WRITTEN EXERCISE: Which lines include the word "منهم"? Copy each of them.

MATERIAL:
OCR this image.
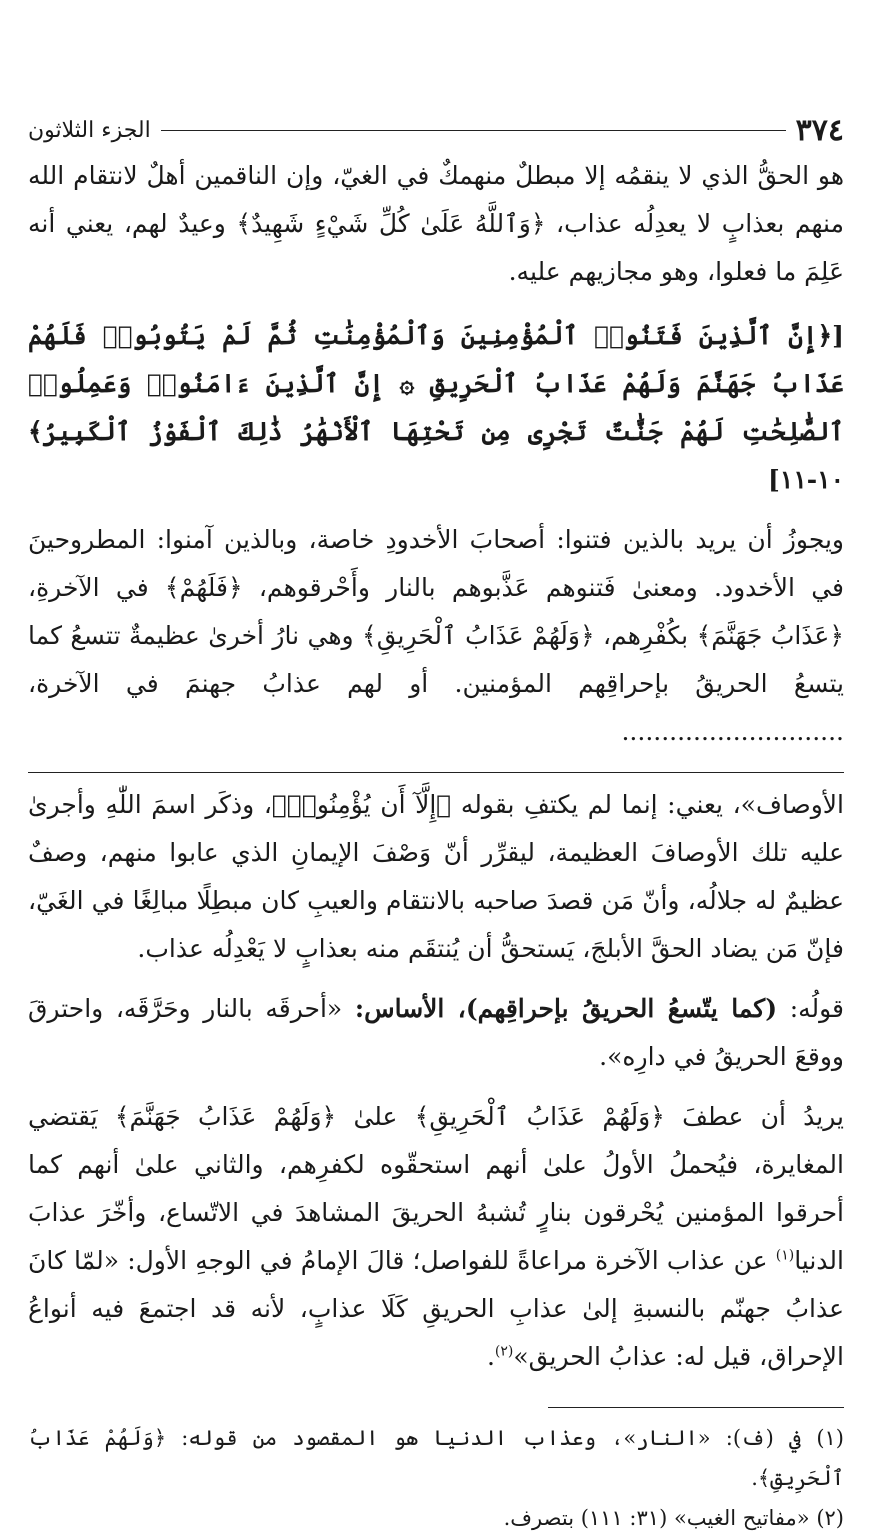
٣٧٤
الجزء الثلاثون

هو الحقُّ الذي لا ينقمُه إلا مبطلٌ منهمكٌ في الغيّ، وإن الناقمين أهلٌ لانتقام الله منهم بعذابٍ لا يعدِلُه عذاب، ﴿وَٱللَّهُ عَلَىٰ كُلِّ شَيْءٍ شَهِيدٌ﴾ وعيدٌ لهم، يعني أنه عَلِمَ ما فعلوا، وهو مجازيهم عليه.

[﴿إِنَّ ٱلَّذِينَ فَتَنُوا۟ ٱلْمُؤْمِنِينَ وَٱلْمُؤْمِنَٰتِ ثُمَّ لَمْ يَتُوبُوا۟ فَلَهُمْ عَذَابُ جَهَنَّمَ وَلَهُمْ عَذَابُ ٱلْحَرِيقِ ۞ إِنَّ ٱلَّذِينَ ءَامَنُوا۟ وَعَمِلُوا۟ ٱلصَّٰلِحَٰتِ لَهُمْ جَنَّٰتٌ تَجْرِى مِن تَحْتِهَا ٱلْأَنْهَٰرُ ذَٰلِكَ ٱلْفَوْزُ ٱلْكَبِيرُ﴾ ١٠-١١]

ويجوزُ أن يريد بالذين فتنوا: أصحابَ الأخدودِ خاصة، وبالذين آمنوا: المطروحينَ في الأخدود. ومعنىٰ فَتنوهم عَذَّبوهم بالنار وأَحْرقوهم، ﴿فَلَهُمْ﴾ في الآخرةِ، ﴿عَذَابُ جَهَنَّمَ﴾ بكُفْرِهم، ﴿وَلَهُمْ عَذَابُ ٱلْحَرِيقِ﴾ وهي نارُ أخرىٰ عظيمةٌ تتسعُ كما يتسعُ الحريقُ بإحراقِهم المؤمنين. أو لهم عذابُ جهنمَ في الآخرة، ............................

الأوصاف»، يعني: إنما لم يكتفِ بقوله ﴿إِلَّآ أَن يُؤْمِنُوا۟﴾، وذكَر اسمَ اللّٰهِ وأجرىٰ عليه تلك الأوصافَ العظيمة، ليقرِّر أنّ وَصْفَ الإيمانِ الذي عابوا منهم، وصفٌ عظيمٌ له جلالُه، وأنّ مَن قصدَ صاحبه بالانتقام والعيبِ كان مبطِلًا مبالِغًا في الغَيّ، فإنّ مَن يضاد الحقَّ الأبلجَ، يَستحقُّ أن يُنتقَم منه بعذابٍ لا يَعْدِلُه عذاب.

قولُه: (كما يتّسعُ الحريقُ بإحراقِهم)، الأساس: «أحرقَه بالنار وحَرَّقَه، واحترقَ ووقعَ الحريقُ في دارِه».

يريدُ أن عطفَ ﴿وَلَهُمْ عَذَابُ ٱلْحَرِيقِ﴾ علىٰ ﴿وَلَهُمْ عَذَابُ جَهَنَّمَ﴾ يَقتضي المغايرة، فيُحملُ الأولُ علىٰ أنهم استحقّوه لكفرِهم، والثاني علىٰ أنهم كما أحرقوا المؤمنين يُحْرقون بنارٍ تُشبهُ الحريقَ المشاهدَ في الاتّساع، وأخّرَ عذابَ الدنيا$^{(١)}$ عن عذاب الآخرة مراعاةً للفواصل؛ قالَ الإمامُ في الوجهِ الأول: «لمّا كانَ عذابُ جهنّم بالنسبةِ إلىٰ عذابِ الحريقِ كَلَا عذابٍ، لأنه قد اجتمعَ فيه أنواعُ الإحراق، قيل له: عذابُ الحريق»$^{(٢)}$.

(١) في (ف): «النار»، وعذاب الدنيا هو المقصود من قوله: ﴿وَلَهُمْ عَذَابُ ٱلْحَرِيقِ﴾.

(٢) «مفاتيح الغيب» (٣١: ١١١) بتصرف.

TASK RESULT:
هو الحقُّ الذي لا ينقمُه إلا مبطلٌ منهمكٌ في الغيّ، وإن الناقمين أهلٌ لانتقام الله منهم بعذابٍ لا يعدِلُه عذاب، ﴿وَٱللَّهُ عَلَىٰ كُلِّ شَيْءٍ شَهِيدٌ﴾ وعيدٌ لهم، يعني أنه عَلِمَ ما فعلوا، وهو مجازيهم عليه.
الأوصاف»، يعني: إنما لم يكتفِ بقوله ﴿إِلَّآ أَن يُؤْمِنُوا۟﴾، وذكَر اسمَ اللّٰهِ وأجرىٰ عليه تلك الأوصافَ العظيمة، ليقرِّر أنّ وَصْفَ الإيمانِ الذي عابوا منهم، وصفٌ عظيمٌ له جلالُه، وأنّ مَن قصدَ صاحبه بالانتقام والعيبِ كان مبطِلًا مبالِغًا في الغَيّ، فإنّ مَن يضاد الحقَّ الأبلجَ، يَستحقُّ أن يُنتقَم منه بعذابٍ لا يَعْدِلُه عذاب.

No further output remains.